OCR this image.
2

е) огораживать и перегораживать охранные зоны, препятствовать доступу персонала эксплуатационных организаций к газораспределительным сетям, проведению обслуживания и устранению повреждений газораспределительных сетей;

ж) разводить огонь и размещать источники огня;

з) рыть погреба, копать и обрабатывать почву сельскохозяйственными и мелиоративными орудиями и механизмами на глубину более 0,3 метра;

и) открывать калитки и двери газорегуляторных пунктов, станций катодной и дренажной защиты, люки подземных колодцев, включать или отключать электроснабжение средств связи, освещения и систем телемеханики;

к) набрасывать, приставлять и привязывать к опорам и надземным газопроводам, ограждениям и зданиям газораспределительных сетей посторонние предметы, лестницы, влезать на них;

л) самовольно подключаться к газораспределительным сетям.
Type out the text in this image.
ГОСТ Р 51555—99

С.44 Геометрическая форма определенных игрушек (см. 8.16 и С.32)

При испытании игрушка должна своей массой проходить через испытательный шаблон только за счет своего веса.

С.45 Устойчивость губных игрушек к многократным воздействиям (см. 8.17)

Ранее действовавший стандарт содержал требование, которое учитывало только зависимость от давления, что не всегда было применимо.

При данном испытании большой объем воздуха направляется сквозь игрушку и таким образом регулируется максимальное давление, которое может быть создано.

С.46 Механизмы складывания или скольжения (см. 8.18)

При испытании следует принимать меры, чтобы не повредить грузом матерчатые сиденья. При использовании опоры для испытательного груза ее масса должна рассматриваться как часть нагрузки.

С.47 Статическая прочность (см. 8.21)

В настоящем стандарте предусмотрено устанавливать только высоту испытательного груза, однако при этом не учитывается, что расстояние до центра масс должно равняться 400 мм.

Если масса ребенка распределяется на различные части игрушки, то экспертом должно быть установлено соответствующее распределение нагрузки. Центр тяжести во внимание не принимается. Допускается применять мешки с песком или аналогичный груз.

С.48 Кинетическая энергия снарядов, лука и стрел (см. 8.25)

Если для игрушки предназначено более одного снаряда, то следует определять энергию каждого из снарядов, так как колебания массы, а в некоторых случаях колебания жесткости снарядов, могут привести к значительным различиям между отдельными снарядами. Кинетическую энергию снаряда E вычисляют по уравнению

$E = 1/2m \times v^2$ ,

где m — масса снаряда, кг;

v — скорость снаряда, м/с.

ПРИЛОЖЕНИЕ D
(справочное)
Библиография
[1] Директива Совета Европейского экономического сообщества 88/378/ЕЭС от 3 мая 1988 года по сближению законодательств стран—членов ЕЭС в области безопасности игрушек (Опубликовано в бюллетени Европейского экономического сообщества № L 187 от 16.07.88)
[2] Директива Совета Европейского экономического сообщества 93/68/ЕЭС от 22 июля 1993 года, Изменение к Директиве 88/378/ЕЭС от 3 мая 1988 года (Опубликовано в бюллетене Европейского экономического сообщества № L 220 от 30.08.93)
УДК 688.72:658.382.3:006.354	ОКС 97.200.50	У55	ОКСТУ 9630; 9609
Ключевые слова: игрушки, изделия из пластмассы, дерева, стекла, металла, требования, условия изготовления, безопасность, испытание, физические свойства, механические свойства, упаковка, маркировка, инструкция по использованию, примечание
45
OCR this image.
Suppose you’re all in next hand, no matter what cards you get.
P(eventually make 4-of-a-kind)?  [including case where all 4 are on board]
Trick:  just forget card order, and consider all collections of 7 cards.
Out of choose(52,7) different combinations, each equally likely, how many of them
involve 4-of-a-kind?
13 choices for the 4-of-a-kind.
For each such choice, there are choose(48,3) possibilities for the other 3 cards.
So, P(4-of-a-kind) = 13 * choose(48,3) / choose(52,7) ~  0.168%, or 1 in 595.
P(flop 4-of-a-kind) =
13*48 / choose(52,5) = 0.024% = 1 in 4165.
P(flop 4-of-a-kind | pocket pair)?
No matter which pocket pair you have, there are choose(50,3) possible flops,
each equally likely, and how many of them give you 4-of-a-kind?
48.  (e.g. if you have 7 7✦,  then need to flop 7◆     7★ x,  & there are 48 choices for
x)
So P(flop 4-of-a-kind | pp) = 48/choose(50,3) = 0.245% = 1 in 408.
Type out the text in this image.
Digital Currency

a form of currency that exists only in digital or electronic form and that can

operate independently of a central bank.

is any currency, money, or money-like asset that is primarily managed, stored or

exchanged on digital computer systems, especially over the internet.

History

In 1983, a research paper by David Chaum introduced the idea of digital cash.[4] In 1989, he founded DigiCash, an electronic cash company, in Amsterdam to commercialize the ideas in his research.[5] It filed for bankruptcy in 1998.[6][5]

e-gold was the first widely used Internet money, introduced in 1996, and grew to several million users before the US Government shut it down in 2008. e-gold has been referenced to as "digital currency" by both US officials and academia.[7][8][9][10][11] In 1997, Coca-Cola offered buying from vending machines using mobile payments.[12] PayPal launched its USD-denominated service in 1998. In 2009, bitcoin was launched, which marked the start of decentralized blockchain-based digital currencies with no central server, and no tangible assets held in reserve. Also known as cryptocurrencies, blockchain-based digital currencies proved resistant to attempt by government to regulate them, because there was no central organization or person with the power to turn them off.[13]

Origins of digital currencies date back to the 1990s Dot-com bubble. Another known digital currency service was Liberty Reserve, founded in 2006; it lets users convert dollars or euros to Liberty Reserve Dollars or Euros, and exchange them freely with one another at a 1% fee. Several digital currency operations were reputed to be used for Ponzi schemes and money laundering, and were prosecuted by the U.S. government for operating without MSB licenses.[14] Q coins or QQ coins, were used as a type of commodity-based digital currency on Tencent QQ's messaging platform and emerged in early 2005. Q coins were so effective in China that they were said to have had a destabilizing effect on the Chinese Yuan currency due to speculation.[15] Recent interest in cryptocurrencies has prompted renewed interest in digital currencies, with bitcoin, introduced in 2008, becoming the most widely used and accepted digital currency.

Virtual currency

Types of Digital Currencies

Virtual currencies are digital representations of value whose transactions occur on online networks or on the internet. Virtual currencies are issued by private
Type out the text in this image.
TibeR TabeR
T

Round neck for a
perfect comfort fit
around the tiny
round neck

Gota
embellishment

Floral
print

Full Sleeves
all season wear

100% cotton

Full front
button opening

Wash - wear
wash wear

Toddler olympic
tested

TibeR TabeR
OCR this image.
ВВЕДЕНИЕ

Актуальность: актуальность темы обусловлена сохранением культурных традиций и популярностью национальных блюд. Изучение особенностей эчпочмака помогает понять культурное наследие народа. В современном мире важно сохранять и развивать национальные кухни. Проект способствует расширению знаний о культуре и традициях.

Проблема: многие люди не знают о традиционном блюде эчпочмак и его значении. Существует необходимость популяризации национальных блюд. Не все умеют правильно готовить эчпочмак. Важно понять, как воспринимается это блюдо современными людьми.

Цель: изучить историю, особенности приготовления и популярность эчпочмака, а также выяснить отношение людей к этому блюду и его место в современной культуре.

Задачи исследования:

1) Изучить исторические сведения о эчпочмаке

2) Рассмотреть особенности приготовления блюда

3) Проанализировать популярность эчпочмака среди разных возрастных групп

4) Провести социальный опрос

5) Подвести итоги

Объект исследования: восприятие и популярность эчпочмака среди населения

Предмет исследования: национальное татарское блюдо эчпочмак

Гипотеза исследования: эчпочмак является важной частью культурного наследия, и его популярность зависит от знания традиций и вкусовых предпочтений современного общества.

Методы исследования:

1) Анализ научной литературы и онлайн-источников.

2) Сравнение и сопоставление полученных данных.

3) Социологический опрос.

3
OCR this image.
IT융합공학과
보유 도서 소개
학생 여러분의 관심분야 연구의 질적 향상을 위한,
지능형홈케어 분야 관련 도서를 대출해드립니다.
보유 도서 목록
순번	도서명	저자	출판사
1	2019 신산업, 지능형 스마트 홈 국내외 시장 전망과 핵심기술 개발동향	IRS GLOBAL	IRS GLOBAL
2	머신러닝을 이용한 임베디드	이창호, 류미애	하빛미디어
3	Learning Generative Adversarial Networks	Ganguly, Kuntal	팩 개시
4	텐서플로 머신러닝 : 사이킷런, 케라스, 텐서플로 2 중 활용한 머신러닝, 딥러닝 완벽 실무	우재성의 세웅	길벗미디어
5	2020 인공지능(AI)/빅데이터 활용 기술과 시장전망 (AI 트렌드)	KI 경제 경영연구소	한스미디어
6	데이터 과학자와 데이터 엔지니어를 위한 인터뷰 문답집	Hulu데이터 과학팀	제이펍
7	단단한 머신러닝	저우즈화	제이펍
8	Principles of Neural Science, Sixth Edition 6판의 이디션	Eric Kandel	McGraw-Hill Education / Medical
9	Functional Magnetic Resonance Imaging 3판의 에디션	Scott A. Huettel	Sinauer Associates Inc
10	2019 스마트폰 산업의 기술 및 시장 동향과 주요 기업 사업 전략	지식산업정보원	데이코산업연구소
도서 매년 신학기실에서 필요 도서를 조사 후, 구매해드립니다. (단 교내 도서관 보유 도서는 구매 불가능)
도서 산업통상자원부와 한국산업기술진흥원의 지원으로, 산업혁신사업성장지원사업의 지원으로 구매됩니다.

+===+

| WHAT YOU SHOULD DO |
How many lines in the data contain the string "pair"? Respond with the number only.

| OUTPUT |
2